**Fragmento**:
'''

Statu quo (I)
-¿Cómo está usted, doctor Peiro?
-¡Magníficamente mal, joven!
Antes de tomar asiento en el café de la tertulia, el doctor Peiro se frotaba las manos como un Mefistófeles. Parecía que cada vez nos iba a regalar con el chorro de su elocuencia, pero casi siempre permanecía callado como uno de esos bárbaros que, al decir de Kavafis, odiaban la retórica y los largos discursos, y con la mirada perdida en un exilio de vivas tinturas mejicanas, donde era cariñosamente conocido como El Enojón. En silencio, parecía lo que era: un ser bondadoso y despistado, de esos que duermen plácidamente cuando se olvidan de tomar las pastillas para dormir. No obstante, el doctor Peiro tenía un punto. El típico mal genio de una mente científica, especialista en medicina legal, por más señas, que ama la poesía. Es decir, le excitaba el roce erótico del pájaro negro de la verdad, pero no se sabía con exactitud a qué altura del corazón tenía el disparadero.
Aquel día algo ocurrió, quizá la realidad precipitándose en forma de cubo de hielo, que el doctor Peiro estalló como un geiser. Lanzó una tremenda diatriba contra los vasos de tubo, muy aplaudida por la concurrencia, y arremetió a la vez contra la estética de las figuritas Lladró y el vacío minimalista. Pero era sólo el comienzo de su descripción crítica de la geografía económica del mundo.
Eso que llamamos sistema, explicó el doctor Peiro, ahora con sobriedad forense, consta de tres círculos. Y procedió a trazarlos en el aire: El capitalismo decente, el capitalismo gris y el propiamente gangsteril. El círculo más amplio, dominante, debe ser el primero. Es lo que mantiene la confianza básica. La ortodoxia admite que el dinero ilícito, sucio o incluso teñido en sangre, busque la luz, o el paraíso, y aflore en el círculo sano. Pero, ¿qué ocurriría, señores, si todo esto fuese una ilusión? ¿Qué ocurriría si tuviésemos que admitir que el círculo del capitalismo decente se va encogiendo, mientras el irresponsable y el criminal se ensanchan?
-¿Qué entiende usted por capitalismo decente? -preguntó un tipo airado.
-¡El del ratoncito Pérez, joven!
Y en su boca sonrió un diente de oro como una condecoración de la Legión de Honor.

'''

**Material presentado**:
'''

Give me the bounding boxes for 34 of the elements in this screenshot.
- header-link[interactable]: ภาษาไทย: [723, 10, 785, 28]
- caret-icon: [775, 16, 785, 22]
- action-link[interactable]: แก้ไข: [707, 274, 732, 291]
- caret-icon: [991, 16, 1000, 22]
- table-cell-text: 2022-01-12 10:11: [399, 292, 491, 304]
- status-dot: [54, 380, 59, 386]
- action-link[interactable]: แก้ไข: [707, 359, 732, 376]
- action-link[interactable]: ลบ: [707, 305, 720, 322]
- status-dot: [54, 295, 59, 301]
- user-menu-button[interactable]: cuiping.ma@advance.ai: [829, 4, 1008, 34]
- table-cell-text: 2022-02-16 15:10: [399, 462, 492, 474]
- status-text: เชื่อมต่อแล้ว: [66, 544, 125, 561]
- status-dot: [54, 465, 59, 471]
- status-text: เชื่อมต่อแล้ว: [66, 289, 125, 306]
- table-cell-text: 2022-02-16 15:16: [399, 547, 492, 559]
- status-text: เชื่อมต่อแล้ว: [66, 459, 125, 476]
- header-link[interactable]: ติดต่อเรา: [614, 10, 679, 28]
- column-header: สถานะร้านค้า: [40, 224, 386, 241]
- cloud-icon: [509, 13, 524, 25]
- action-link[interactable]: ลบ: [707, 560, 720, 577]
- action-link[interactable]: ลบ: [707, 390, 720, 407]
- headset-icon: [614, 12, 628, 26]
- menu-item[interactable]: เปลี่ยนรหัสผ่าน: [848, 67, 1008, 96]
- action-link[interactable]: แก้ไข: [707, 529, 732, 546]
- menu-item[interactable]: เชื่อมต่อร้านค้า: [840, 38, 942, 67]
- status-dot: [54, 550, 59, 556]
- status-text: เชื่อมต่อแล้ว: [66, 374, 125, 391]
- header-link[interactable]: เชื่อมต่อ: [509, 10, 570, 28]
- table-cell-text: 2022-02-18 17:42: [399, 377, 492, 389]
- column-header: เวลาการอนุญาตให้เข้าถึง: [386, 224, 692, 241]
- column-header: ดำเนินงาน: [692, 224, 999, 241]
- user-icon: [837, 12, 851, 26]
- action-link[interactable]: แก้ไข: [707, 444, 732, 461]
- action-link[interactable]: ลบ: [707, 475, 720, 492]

'''

**Lista de tareas**:
1. Según el fragmento, ¿en qué tres círculos divide el doctor Peiro eso que llamamos sistema?
2. Extrae del fragmento, sin cambiar nada, el pasaje que comienza en "Antes de tomar" y termina en "tenía el disparadero.", incluidas ambas partes.

**Resultados por tarea**:
1. En el capitalismo decente, el capitalismo gris y el propiamente gangsteril.

2.
Antes de tomar asiento en el café de la tertulia, el doctor Peiro se frotaba las manos como un Mefistófeles. Parecía que cada vez nos iba a regalar con el chorro de su elocuencia, pero casi siempre permanecía callado como uno de esos bárbaros que, al decir de Kavafis, odiaban la retórica y los largos discursos, y con la mirada perdida en un exilio de vivas tinturas mejicanas, donde era cariñosamente conocido como El Enojón. En silencio, parecía lo que era: un ser bondadoso y despistado, de esos que duermen plácidamente cuando se olvidan de tomar las pastillas para dormir. No obstante, el doctor Peiro tenía un punto. El típico mal genio de una mente científica, especialista en medicina legal, por más señas, que ama la poesía. Es decir, le excitaba el roce erótico del pájaro negro de la verdad, pero no se sabía con exactitud a qué altura del corazón tenía el disparadero.